Отрывок –
════════════════════
Но, представляя невозбранным пользование чужими проповедями, при сообщении доброго учения народу, мы не видим в том надлежащего выполнения проповеднического долга. Настоящая проповедь должна быть выражением личного чувства и убеждения; в ней хотели бы мы видеть живое слово, исходящее из сердца проповедника, проникнутое и согретое дыханием души говорящего. А таковою не будет проповедь, если будет повторять чужие слова: это будет слово мертвой книги, а не прочувствованное слово живого человека. Разные проповеднические листки, предлагающие в изобилии готовые проповеди для пастырей – подспорье и пособие, собственно говоря, для лености или для слабости человеческой, то есть, для тех, которые, как говорит блаженный Августин, не могут сами составлять проповеди, или не хотят трудиться над этим делом, пожалуй, еще для тех, которые, за множеством занятий, не имеют времени приготовить поучение для того или другого дня, а между тем не желают оставить свою паству без приличного назидания. Эти листки напоминают нам средневековые пособия для проповедников, являвшиеся иногда под вычурными заглавиями, вроде „Parati sermones“ или „Dormi secure vel Dormi sine cura“ (Спи спокойно: проповедь твоя готова). Подобные сборники, содержавшие проповеди на воскресные и праздничные дни церковного года, в средние века, пользовались большой популярностью и издавались много раз ad usum praedicantium. Но позднейшая история указала, что подобные сборники имели неблагоприятное влияние на проповедников, освобождая их от самостоятельной работы. Пользуясь ими, проповедники часто предлагали слово, которое мало приноровлено было к потребностям слушателей и их умственному и нравственному состоянию. Над средневековой схоластической проповедью произнесено историей осуждение за неживое, механическое отношение к задаче, ей предлежавшей, чему немало способствовали тогдашние проповеднические сборники, издававшиеся в большом количестве.

Изучение, и изучение внимательное образцовых проповедников нельзя не рекомендовать людям, призванным к служению церковного слова. Изучая их, мы можем лучше развить и усовершенствовать свой талант, можем расчистить и уравнять путь, которым должны идти, исполняя свое служение. Но изучая образцовых проповедников, мы должны обогащать себя знаниями, из них черпаемыми, должны стараться усвоить дух их, перенимать от них, по мере возможности, внутреннюю силу, в них проявляющуюся и делающую их слова так впечатлительными, и их гомилетические приемы. Но это отнюдь не должно простираться до рабского копирования буквального строя их произведений. Всегда нам нужно быть самими собой, когда мы выступаем на служение, нам поручаемое церковью. Терять свою личность там, где ожидают нашего слова, значит прямо обнаруживать перед всеми свою слабость и несостоятельность.
════════════════════
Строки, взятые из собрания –
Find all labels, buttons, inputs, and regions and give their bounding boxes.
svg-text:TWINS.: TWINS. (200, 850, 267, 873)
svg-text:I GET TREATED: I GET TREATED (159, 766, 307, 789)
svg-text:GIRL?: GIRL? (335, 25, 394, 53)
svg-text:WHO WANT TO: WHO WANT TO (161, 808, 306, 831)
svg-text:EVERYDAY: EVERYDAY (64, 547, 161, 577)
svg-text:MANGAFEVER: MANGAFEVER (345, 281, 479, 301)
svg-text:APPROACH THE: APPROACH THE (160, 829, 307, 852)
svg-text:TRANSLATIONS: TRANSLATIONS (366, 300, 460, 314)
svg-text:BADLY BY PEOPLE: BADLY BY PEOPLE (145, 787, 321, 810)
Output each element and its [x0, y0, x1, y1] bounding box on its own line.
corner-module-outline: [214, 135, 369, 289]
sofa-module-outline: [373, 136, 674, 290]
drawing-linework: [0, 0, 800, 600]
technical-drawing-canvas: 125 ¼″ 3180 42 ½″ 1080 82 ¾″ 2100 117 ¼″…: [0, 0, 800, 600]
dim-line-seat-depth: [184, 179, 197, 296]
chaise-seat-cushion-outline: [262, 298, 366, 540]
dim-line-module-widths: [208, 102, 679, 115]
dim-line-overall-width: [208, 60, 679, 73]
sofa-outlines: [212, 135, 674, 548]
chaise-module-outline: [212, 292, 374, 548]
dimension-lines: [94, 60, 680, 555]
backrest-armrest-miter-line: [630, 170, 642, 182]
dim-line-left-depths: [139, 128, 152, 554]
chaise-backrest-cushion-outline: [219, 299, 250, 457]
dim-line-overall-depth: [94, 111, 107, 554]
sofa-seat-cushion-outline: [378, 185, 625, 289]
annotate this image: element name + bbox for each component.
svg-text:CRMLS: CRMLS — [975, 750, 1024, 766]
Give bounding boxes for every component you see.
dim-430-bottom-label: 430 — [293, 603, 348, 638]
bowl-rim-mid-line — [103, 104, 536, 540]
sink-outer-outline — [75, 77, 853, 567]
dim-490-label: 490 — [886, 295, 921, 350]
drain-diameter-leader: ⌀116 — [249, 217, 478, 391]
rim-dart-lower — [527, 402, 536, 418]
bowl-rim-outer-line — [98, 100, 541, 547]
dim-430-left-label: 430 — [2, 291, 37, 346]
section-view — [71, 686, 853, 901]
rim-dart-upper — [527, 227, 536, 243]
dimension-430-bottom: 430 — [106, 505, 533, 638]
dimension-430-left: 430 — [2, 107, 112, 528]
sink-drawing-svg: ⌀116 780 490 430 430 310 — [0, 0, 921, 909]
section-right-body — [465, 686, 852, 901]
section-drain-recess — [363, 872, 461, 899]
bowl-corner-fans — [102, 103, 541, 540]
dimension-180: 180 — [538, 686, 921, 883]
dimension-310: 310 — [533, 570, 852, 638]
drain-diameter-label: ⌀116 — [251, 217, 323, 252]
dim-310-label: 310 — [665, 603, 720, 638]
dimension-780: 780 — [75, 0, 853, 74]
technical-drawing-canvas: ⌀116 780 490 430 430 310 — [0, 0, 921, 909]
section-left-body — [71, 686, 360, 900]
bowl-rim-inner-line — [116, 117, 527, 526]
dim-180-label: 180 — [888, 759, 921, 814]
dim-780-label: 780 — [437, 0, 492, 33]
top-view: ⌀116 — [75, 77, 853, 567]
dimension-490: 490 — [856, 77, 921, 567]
════════════════════
Письменное задание A – Процитируйте из отрывка о проповеди фрагмент между словами «Изучение, и изучение» и «слабость и несостоятельность.», включая эти слова.
Письменное задание B – Выпишите все латинские выражения, которые встречаются в отрывке о проповеди.
Для работы используйте только отрывок.

Ожидаемый ответ A –
Изучение, и изучение внимательное образцовых проповедников нельзя не рекомендовать людям, призванным к служению церковного слова. Изучая их, мы можем лучше развить и усовершенствовать свой талант, можем расчистить и уравнять путь, которым должны идти, исполняя свое служение. Но изучая образцовых проповедников, мы должны обогащать себя знаниями, из них черпаемыми, должны стараться усвоить дух их, перенимать от них, по мере возможности, внутреннюю силу, в них проявляющуюся и делающую их слова так впечатлительными, и их гомилетические приемы. Но это отнюдь не должно простираться до рабского копирования буквального строя их произведений. Всегда нам нужно быть самими собой, когда мы выступаем на служение, нам поручаемое церковью. Терять свою личность там, где ожидают нашего слова, значит прямо обнаруживать перед всеми свою слабость и несостоятельность.

Ожидаемый ответ B –
- Parati sermones
- Dormi secure vel Dormi sine cura
- ad usum praedicantium